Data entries
--- start ---
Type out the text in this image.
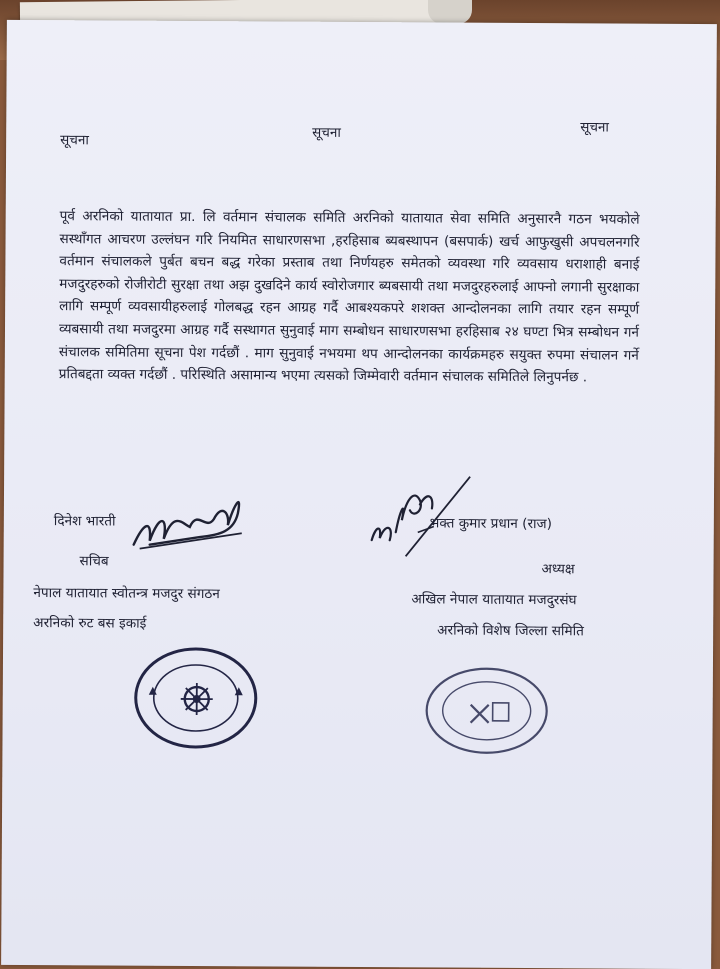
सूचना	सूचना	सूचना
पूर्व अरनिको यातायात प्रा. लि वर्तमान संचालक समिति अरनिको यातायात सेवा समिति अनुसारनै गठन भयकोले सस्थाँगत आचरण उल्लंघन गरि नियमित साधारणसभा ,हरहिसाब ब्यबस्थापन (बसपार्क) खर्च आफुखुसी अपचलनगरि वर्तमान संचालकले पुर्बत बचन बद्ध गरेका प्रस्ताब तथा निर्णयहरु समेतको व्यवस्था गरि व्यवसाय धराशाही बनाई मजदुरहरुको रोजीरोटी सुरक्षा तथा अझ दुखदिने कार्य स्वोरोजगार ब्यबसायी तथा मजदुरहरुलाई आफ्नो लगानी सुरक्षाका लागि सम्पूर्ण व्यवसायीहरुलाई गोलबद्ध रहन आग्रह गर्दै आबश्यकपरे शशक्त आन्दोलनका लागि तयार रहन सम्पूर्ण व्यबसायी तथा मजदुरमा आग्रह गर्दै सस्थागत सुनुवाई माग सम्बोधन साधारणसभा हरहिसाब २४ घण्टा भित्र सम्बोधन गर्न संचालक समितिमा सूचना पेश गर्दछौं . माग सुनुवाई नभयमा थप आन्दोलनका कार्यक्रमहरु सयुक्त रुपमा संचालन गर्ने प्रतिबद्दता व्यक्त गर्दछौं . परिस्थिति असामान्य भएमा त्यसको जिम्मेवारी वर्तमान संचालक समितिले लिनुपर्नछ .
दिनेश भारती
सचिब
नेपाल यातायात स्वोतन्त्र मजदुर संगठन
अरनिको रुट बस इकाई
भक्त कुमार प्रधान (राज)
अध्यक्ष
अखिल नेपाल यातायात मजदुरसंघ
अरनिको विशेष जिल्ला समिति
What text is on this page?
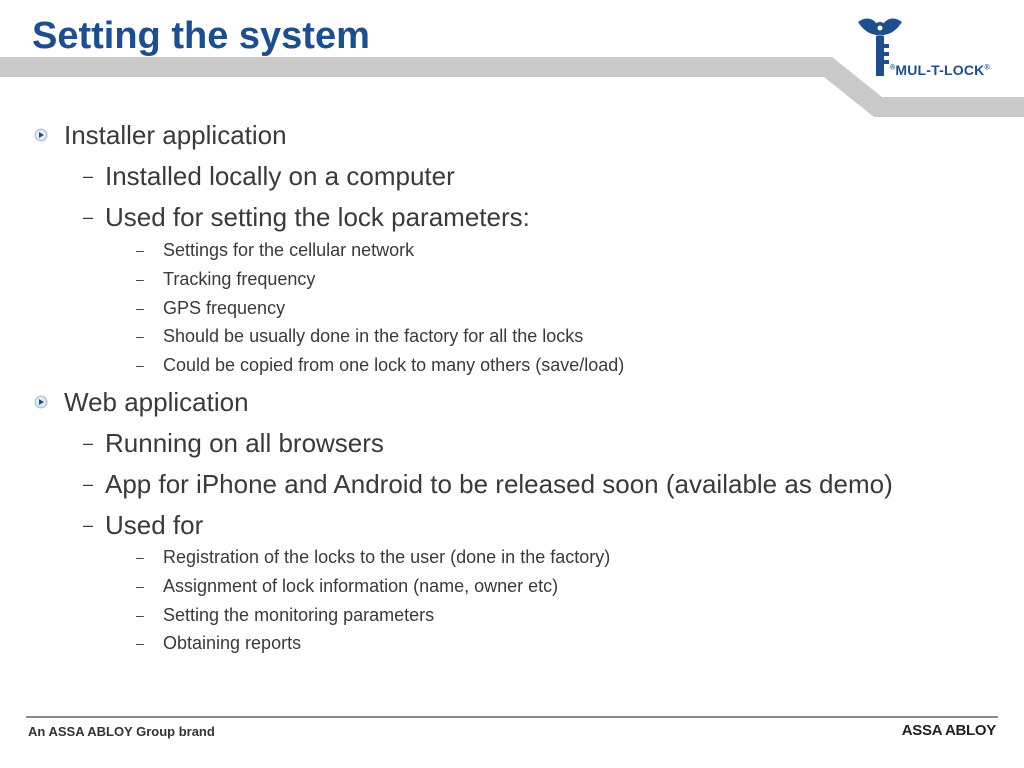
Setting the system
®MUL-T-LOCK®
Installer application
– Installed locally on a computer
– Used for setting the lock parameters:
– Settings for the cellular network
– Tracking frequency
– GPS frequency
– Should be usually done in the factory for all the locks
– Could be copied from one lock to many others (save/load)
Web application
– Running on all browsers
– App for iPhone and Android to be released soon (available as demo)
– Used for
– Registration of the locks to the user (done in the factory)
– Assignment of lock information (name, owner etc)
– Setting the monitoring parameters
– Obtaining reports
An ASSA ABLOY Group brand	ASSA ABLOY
--- end ---
Transcribe all the lines above exactly, apart from the pictures.

Type out the text in this image.
सूचना	सूचना	सूचना
पूर्व अरनिको यातायात प्रा. लि वर्तमान संचालक समिति अरनिको यातायात सेवा समिति अनुसारनै गठन भयकोले सस्थाँगत आचरण उल्लंघन गरि नियमित साधारणसभा ,हरहिसाब ब्यबस्थापन (बसपार्क) खर्च आफुखुसी अपचलनगरि वर्तमान संचालकले पुर्बत बचन बद्ध गरेका प्रस्ताब तथा निर्णयहरु समेतको व्यवस्था गरि व्यवसाय धराशाही बनाई मजदुरहरुको रोजीरोटी सुरक्षा तथा अझ दुखदिने कार्य स्वोरोजगार ब्यबसायी तथा मजदुरहरुलाई आफ्नो लगानी सुरक्षाका लागि सम्पूर्ण व्यवसायीहरुलाई गोलबद्ध रहन आग्रह गर्दै आबश्यकपरे शशक्त आन्दोलनका लागि तयार रहन सम्पूर्ण व्यबसायी तथा मजदुरमा आग्रह गर्दै सस्थागत सुनुवाई माग सम्बोधन साधारणसभा हरहिसाब २४ घण्टा भित्र सम्बोधन गर्न संचालक समितिमा सूचना पेश गर्दछौं . माग सुनुवाई नभयमा थप आन्दोलनका कार्यक्रमहरु सयुक्त रुपमा संचालन गर्ने प्रतिबद्दता व्यक्त गर्दछौं . परिस्थिति असामान्य भएमा त्यसको जिम्मेवारी वर्तमान संचालक समितिले लिनुपर्नछ .
दिनेश भारती
सचिब
नेपाल यातायात स्वोतन्त्र मजदुर संगठन
अरनिको रुट बस इकाई
भक्त कुमार प्रधान (राज)
अध्यक्ष
अखिल नेपाल यातायात मजदुरसंघ
अरनिको विशेष जिल्ला समिति
What text is on this page?
Setting the system
®MUL-T-LOCK®
Installer application
– Installed locally on a computer
– Used for setting the lock parameters:
– Settings for the cellular network
– Tracking frequency
– GPS frequency
– Should be usually done in the factory for all the locks
– Could be copied from one lock to many others (save/load)
Web application
– Running on all browsers
– App for iPhone and Android to be released soon (available as demo)
– Used for
– Registration of the locks to the user (done in the factory)
– Assignment of lock information (name, owner etc)
– Setting the monitoring parameters
– Obtaining reports
An ASSA ABLOY Group brand	ASSA ABLOY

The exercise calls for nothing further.